Identify all lines of the data containing the string "this" and copy them.

Records to process:
※ ※ ※
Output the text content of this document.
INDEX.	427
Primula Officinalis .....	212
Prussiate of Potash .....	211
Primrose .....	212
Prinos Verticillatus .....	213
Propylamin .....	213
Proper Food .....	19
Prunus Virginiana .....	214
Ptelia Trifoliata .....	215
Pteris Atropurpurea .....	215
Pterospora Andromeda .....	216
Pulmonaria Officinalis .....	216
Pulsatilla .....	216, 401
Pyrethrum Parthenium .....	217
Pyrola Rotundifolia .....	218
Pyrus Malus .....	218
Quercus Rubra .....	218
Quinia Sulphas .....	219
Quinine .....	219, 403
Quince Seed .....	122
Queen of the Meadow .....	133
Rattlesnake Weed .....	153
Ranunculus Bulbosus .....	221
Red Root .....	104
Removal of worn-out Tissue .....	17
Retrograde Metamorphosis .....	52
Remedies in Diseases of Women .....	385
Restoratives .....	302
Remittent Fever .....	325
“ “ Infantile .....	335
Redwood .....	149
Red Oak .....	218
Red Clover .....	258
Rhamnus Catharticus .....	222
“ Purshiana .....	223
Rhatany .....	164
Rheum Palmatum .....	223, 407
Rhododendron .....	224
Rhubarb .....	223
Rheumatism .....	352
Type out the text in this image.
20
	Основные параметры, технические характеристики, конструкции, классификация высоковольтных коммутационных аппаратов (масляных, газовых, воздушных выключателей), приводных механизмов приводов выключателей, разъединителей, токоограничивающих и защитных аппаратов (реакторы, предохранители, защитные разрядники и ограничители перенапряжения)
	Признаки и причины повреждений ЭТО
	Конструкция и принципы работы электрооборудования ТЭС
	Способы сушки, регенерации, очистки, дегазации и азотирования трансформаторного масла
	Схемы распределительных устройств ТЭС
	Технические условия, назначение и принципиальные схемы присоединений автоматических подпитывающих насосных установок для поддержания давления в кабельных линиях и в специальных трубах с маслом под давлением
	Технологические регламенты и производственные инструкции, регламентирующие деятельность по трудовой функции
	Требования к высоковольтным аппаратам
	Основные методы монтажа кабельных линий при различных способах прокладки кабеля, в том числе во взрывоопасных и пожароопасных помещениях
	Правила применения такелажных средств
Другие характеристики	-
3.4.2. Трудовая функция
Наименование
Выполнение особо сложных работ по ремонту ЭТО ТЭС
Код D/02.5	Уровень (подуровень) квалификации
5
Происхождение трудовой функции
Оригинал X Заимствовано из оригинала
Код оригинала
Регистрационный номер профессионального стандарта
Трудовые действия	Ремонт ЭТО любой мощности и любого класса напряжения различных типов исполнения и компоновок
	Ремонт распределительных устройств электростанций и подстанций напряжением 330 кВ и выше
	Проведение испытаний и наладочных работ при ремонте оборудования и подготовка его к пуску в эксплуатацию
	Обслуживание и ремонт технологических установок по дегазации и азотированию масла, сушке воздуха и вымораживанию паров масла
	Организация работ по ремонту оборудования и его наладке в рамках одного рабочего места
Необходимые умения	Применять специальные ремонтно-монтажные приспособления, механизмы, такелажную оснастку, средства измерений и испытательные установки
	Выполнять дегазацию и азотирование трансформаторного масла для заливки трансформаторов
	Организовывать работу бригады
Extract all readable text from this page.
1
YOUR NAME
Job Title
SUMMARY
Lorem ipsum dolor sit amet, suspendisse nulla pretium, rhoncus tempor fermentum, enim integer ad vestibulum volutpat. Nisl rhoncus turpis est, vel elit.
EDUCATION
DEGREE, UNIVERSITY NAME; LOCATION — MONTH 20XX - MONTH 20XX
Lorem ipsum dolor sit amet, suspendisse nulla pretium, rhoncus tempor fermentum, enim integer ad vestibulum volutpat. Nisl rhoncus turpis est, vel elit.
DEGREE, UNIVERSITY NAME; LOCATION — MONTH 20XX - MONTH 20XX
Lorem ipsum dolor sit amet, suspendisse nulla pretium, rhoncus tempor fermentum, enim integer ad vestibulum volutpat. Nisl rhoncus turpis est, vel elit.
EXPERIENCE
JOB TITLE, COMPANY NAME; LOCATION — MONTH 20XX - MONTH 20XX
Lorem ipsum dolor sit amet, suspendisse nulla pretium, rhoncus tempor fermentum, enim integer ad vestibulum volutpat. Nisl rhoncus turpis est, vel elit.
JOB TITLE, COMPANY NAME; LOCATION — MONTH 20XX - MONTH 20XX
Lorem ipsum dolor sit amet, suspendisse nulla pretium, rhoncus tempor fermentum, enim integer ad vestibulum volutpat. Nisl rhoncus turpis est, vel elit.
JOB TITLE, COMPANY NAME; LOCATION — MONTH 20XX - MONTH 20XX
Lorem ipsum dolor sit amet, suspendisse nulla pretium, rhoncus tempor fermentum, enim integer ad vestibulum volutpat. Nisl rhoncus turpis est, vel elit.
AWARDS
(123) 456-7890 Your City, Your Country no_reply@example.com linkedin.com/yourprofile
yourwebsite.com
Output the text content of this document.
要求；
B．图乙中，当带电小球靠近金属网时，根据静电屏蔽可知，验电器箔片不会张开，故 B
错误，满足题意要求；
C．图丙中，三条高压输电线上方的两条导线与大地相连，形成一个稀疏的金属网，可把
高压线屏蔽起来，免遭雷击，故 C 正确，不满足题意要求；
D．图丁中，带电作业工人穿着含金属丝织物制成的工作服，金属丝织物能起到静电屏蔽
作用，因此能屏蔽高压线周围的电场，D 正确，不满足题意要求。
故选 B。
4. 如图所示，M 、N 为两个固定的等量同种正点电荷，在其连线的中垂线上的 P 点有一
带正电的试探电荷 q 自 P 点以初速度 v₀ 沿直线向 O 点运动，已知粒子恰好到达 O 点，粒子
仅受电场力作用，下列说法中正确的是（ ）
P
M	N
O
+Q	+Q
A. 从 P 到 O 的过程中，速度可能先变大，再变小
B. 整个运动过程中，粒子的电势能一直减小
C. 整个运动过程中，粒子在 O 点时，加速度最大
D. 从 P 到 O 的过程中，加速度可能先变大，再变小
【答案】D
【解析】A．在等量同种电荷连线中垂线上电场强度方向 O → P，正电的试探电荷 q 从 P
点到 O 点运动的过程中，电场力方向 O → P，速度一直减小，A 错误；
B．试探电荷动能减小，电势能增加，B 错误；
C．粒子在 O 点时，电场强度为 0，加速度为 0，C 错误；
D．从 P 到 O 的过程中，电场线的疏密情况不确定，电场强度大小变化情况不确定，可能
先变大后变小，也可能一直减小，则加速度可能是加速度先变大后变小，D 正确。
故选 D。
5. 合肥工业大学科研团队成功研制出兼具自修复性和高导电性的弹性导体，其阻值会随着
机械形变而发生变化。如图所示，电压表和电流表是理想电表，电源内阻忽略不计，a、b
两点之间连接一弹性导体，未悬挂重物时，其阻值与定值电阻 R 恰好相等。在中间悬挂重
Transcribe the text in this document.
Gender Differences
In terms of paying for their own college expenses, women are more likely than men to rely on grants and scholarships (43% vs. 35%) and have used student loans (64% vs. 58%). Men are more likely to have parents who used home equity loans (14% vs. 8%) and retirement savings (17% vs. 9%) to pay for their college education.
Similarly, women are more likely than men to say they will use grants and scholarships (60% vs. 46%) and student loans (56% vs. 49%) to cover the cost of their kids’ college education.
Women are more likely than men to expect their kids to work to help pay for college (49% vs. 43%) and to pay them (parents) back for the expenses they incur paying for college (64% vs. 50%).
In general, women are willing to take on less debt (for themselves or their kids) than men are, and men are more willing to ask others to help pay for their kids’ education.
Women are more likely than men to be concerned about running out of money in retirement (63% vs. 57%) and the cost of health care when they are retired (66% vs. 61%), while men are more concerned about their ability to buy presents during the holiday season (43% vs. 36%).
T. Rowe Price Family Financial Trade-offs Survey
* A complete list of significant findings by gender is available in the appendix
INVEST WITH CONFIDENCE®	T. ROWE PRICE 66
※ ※ ※
Result of the task:
Output the text content of this document.
Type out the text in this image.
Extract all readable text from this page.
Output the text content of this document.
Transcribe the text in this document.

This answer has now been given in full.